:: Exercise brief ::
Copy out all of the material, matching it word for word.
** START OF Given records **
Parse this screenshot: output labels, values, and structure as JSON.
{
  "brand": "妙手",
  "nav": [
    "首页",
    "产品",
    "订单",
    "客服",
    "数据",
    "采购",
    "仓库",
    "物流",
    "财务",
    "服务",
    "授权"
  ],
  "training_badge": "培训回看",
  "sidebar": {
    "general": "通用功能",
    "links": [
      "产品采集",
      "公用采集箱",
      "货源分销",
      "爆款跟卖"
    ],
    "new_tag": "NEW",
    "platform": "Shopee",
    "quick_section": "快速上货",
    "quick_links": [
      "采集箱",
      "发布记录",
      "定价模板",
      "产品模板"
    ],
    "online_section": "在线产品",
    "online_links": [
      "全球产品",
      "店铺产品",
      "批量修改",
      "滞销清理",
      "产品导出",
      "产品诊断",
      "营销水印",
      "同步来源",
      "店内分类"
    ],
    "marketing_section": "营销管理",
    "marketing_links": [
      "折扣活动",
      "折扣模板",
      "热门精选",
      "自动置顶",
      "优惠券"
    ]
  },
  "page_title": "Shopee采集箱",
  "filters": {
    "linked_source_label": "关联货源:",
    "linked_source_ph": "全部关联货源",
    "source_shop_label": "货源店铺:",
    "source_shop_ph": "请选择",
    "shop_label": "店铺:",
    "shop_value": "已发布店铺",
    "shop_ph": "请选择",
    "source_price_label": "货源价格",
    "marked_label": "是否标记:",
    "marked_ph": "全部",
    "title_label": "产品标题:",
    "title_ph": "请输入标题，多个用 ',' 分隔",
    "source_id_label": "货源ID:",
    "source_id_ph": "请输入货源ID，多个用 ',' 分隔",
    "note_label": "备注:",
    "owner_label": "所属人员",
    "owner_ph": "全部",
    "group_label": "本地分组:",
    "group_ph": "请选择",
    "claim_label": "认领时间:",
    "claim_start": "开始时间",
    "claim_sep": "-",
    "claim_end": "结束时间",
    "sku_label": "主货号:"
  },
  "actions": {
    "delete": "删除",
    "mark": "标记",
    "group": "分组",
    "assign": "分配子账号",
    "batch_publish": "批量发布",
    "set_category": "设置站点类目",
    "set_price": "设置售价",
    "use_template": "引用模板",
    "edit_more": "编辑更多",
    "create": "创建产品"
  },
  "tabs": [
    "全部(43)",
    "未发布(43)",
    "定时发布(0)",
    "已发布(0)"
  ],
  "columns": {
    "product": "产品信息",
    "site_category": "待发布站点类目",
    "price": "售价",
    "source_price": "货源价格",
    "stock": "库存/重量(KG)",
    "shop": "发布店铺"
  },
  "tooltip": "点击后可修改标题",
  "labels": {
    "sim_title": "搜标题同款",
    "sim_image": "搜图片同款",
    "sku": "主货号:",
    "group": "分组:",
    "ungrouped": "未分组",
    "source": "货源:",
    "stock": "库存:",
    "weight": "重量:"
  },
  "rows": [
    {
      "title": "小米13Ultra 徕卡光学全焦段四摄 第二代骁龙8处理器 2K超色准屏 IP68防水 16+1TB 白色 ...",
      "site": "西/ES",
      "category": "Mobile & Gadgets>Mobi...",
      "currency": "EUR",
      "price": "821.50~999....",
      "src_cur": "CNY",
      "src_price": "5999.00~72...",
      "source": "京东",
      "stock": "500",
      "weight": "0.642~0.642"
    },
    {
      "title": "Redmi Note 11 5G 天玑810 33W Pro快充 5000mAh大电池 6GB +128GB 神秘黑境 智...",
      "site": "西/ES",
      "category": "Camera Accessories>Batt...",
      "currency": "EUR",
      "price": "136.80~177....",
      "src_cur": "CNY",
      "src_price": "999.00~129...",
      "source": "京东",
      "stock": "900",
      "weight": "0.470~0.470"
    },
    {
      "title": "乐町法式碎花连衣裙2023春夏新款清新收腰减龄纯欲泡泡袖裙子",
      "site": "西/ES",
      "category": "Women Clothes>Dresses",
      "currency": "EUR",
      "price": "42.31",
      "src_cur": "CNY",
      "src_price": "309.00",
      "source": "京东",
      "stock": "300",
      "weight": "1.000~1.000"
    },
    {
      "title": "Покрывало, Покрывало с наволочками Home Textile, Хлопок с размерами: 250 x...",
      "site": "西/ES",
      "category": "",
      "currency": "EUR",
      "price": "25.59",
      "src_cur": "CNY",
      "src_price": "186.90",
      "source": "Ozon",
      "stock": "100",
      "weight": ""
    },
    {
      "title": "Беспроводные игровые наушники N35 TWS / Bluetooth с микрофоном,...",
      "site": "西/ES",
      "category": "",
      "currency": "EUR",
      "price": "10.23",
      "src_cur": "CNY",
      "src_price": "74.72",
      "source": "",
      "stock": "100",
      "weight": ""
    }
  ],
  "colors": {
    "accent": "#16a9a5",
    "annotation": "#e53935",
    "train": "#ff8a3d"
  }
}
** END OF Given records **
:: Worked solution ::
Parse this screenshot: output labels, values, and structure as JSON.
{
  "brand": "妙手",
  "nav": [
    "首页",
    "产品",
    "订单",
    "客服",
    "数据",
    "采购",
    "仓库",
    "物流",
    "财务",
    "服务",
    "授权"
  ],
  "training_badge": "培训回看",
  "sidebar": {
    "general": "通用功能",
    "links": [
      "产品采集",
      "公用采集箱",
      "货源分销",
      "爆款跟卖"
    ],
    "new_tag": "NEW",
    "platform": "Shopee",
    "quick_section": "快速上货",
    "quick_links": [
      "采集箱",
      "发布记录",
      "定价模板",
      "产品模板"
    ],
    "online_section": "在线产品",
    "online_links": [
      "全球产品",
      "店铺产品",
      "批量修改",
      "滞销清理",
      "产品导出",
      "产品诊断",
      "营销水印",
      "同步来源",
      "店内分类"
    ],
    "marketing_section": "营销管理",
    "marketing_links": [
      "折扣活动",
      "折扣模板",
      "热门精选",
      "自动置顶",
      "优惠券"
    ]
  },
  "page_title": "Shopee采集箱",
  "filters": {
    "linked_source_label": "关联货源:",
    "linked_source_ph": "全部关联货源",
    "source_shop_label": "货源店铺:",
    "source_shop_ph": "请选择",
    "shop_label": "店铺:",
    "shop_value": "已发布店铺",
    "shop_ph": "请选择",
    "source_price_label": "货源价格",
    "marked_label": "是否标记:",
    "marked_ph": "全部",
    "title_label": "产品标题:",
    "title_ph": "请输入标题，多个用 ',' 分隔",
    "source_id_label": "货源ID:",
    "source_id_ph": "请输入货源ID，多个用 ',' 分隔",
    "note_label": "备注:",
    "owner_label": "所属人员",
    "owner_ph": "全部",
    "group_label": "本地分组:",
    "group_ph": "请选择",
    "claim_label": "认领时间:",
    "claim_start": "开始时间",
    "claim_sep": "-",
    "claim_end": "结束时间",
    "sku_label": "主货号:"
  },
  "actions": {
    "delete": "删除",
    "mark": "标记",
    "group": "分组",
    "assign": "分配子账号",
    "batch_publish": "批量发布",
    "set_category": "设置站点类目",
    "set_price": "设置售价",
    "use_template": "引用模板",
    "edit_more": "编辑更多",
    "create": "创建产品"
  },
  "tabs": [
    "全部(43)",
    "未发布(43)",
    "定时发布(0)",
    "已发布(0)"
  ],
  "columns": {
    "product": "产品信息",
    "site_category": "待发布站点类目",
    "price": "售价",
    "source_price": "货源价格",
    "stock": "库存/重量(KG)",
    "shop": "发布店铺"
  },
  "tooltip": "点击后可修改标题",
  "labels": {
    "sim_title": "搜标题同款",
    "sim_image": "搜图片同款",
    "sku": "主货号:",
    "group": "分组:",
    "ungrouped": "未分组",
    "source": "货源:",
    "stock": "库存:",
    "weight": "重量:"
  },
  "rows": [
    {
      "title": "小米13Ultra 徕卡光学全焦段四摄 第二代骁龙8处理器 2K超色准屏 IP68防水 16+1TB 白色 ...",
      "site": "西/ES",
      "category": "Mobile & Gadgets>Mobi...",
      "currency": "EUR",
      "price": "821.50~999....",
      "src_cur": "CNY",
      "src_price": "5999.00~72...",
      "source": "京东",
      "stock": "500",
      "weight": "0.642~0.642"
    },
    {
      "title": "Redmi Note 11 5G 天玑810 33W Pro快充 5000mAh大电池 6GB +128GB 神秘黑境 智...",
      "site": "西/ES",
      "category": "Camera Accessories>Batt...",
      "currency": "EUR",
      "price": "136.80~177....",
      "src_cur": "CNY",
      "src_price": "999.00~129...",
      "source": "京东",
      "stock": "900",
      "weight": "0.470~0.470"
    },
    {
      "title": "乐町法式碎花连衣裙2023春夏新款清新收腰减龄纯欲泡泡袖裙子",
      "site": "西/ES",
      "category": "Women Clothes>Dresses",
      "currency": "EUR",
      "price": "42.31",
      "src_cur": "CNY",
      "src_price": "309.00",
      "source": "京东",
      "stock": "300",
      "weight": "1.000~1.000"
    },
    {
      "title": "Покрывало, Покрывало с наволочками Home Textile, Хлопок с размерами: 250 x...",
      "site": "西/ES",
      "category": "",
      "currency": "EUR",
      "price": "25.59",
      "src_cur": "CNY",
      "src_price": "186.90",
      "source": "Ozon",
      "stock": "100",
      "weight": ""
    },
    {
      "title": "Беспроводные игровые наушники N35 TWS / Bluetooth с микрофоном,...",
      "site": "西/ES",
      "category": "",
      "currency": "EUR",
      "price": "10.23",
      "src_cur": "CNY",
      "src_price": "74.72",
      "source": "",
      "stock": "100",
      "weight": ""
    }
  ],
  "colors": {
    "accent": "#16a9a5",
    "annotation": "#e53935",
    "train": "#ff8a3d"
  }
}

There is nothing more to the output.